(Chart and figure data)
====

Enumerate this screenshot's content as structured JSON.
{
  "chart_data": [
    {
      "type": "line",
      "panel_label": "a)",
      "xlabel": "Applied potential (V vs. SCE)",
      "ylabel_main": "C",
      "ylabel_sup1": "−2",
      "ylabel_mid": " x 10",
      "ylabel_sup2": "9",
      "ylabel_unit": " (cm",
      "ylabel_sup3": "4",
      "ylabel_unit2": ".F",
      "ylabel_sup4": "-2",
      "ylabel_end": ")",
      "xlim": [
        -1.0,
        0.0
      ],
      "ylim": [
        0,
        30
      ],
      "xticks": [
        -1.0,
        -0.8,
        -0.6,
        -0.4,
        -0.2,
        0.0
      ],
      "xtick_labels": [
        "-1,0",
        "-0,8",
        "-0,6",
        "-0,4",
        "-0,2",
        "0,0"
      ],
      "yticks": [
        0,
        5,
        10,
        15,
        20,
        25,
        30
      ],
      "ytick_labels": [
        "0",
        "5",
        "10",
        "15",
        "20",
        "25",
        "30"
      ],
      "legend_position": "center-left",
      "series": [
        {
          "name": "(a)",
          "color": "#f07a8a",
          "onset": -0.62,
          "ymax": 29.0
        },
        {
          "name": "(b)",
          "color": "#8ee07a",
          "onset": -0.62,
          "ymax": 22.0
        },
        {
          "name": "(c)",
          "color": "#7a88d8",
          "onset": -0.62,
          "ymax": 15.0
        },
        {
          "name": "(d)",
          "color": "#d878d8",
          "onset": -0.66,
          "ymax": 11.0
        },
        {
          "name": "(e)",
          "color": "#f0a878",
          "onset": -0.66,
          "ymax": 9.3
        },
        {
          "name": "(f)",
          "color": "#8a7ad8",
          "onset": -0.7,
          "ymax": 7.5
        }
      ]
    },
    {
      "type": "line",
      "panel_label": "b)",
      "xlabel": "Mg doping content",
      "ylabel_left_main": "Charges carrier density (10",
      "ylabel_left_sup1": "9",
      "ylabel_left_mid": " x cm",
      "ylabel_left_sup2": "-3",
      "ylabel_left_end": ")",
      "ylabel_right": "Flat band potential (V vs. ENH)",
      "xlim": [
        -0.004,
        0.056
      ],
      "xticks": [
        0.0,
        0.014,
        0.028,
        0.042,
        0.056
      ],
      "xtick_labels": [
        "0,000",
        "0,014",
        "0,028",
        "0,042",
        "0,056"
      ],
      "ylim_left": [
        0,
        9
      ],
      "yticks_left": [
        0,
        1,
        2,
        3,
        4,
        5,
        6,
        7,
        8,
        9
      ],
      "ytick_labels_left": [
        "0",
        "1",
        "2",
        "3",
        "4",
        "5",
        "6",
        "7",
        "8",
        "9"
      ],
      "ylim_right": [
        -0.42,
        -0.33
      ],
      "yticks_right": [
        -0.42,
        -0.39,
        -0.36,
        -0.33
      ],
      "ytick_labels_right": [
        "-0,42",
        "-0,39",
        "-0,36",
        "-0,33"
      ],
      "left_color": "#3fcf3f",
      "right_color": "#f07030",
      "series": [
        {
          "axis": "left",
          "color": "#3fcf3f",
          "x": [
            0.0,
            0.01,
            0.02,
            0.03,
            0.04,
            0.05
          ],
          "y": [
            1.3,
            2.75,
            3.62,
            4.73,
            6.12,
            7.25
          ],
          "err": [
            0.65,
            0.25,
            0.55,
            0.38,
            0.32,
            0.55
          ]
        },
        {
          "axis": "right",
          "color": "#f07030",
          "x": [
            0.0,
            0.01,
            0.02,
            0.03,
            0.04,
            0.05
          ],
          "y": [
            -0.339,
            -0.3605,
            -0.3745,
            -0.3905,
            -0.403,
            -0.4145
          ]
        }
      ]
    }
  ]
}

====

### WRITTEN PROBLEM
Reproduce the entries above in full, verbatim.

### EXERCISE SOLUTION
Enumerate this screenshot's content as structured JSON.
{
  "chart_data": [
    {
      "type": "line",
      "panel_label": "a)",
      "xlabel": "Applied potential (V vs. SCE)",
      "ylabel_main": "C",
      "ylabel_sup1": "−2",
      "ylabel_mid": " x 10",
      "ylabel_sup2": "9",
      "ylabel_unit": " (cm",
      "ylabel_sup3": "4",
      "ylabel_unit2": ".F",
      "ylabel_sup4": "-2",
      "ylabel_end": ")",
      "xlim": [
        -1.0,
        0.0
      ],
      "ylim": [
        0,
        30
      ],
      "xticks": [
        -1.0,
        -0.8,
        -0.6,
        -0.4,
        -0.2,
        0.0
      ],
      "xtick_labels": [
        "-1,0",
        "-0,8",
        "-0,6",
        "-0,4",
        "-0,2",
        "0,0"
      ],
      "yticks": [
        0,
        5,
        10,
        15,
        20,
        25,
        30
      ],
      "ytick_labels": [
        "0",
        "5",
        "10",
        "15",
        "20",
        "25",
        "30"
      ],
      "legend_position": "center-left",
      "series": [
        {
          "name": "(a)",
          "color": "#f07a8a",
          "onset": -0.62,
          "ymax": 29.0
        },
        {
          "name": "(b)",
          "color": "#8ee07a",
          "onset": -0.62,
          "ymax": 22.0
        },
        {
          "name": "(c)",
          "color": "#7a88d8",
          "onset": -0.62,
          "ymax": 15.0
        },
        {
          "name": "(d)",
          "color": "#d878d8",
          "onset": -0.66,
          "ymax": 11.0
        },
        {
          "name": "(e)",
          "color": "#f0a878",
          "onset": -0.66,
          "ymax": 9.3
        },
        {
          "name": "(f)",
          "color": "#8a7ad8",
          "onset": -0.7,
          "ymax": 7.5
        }
      ]
    },
    {
      "type": "line",
      "panel_label": "b)",
      "xlabel": "Mg doping content",
      "ylabel_left_main": "Charges carrier density (10",
      "ylabel_left_sup1": "9",
      "ylabel_left_mid": " x cm",
      "ylabel_left_sup2": "-3",
      "ylabel_left_end": ")",
      "ylabel_right": "Flat band potential (V vs. ENH)",
      "xlim": [
        -0.004,
        0.056
      ],
      "xticks": [
        0.0,
        0.014,
        0.028,
        0.042,
        0.056
      ],
      "xtick_labels": [
        "0,000",
        "0,014",
        "0,028",
        "0,042",
        "0,056"
      ],
      "ylim_left": [
        0,
        9
      ],
      "yticks_left": [
        0,
        1,
        2,
        3,
        4,
        5,
        6,
        7,
        8,
        9
      ],
      "ytick_labels_left": [
        "0",
        "1",
        "2",
        "3",
        "4",
        "5",
        "6",
        "7",
        "8",
        "9"
      ],
      "ylim_right": [
        -0.42,
        -0.33
      ],
      "yticks_right": [
        -0.42,
        -0.39,
        -0.36,
        -0.33
      ],
      "ytick_labels_right": [
        "-0,42",
        "-0,39",
        "-0,36",
        "-0,33"
      ],
      "left_color": "#3fcf3f",
      "right_color": "#f07030",
      "series": [
        {
          "axis": "left",
          "color": "#3fcf3f",
          "x": [
            0.0,
            0.01,
            0.02,
            0.03,
            0.04,
            0.05
          ],
          "y": [
            1.3,
            2.75,
            3.62,
            4.73,
            6.12,
            7.25
          ],
          "err": [
            0.65,
            0.25,
            0.55,
            0.38,
            0.32,
            0.55
          ]
        },
        {
          "axis": "right",
          "color": "#f07030",
          "x": [
            0.0,
            0.01,
            0.02,
            0.03,
            0.04,
            0.05
          ],
          "y": [
            -0.339,
            -0.3605,
            -0.3745,
            -0.3905,
            -0.403,
            -0.4145
          ]
        }
      ]
    }
  ]
}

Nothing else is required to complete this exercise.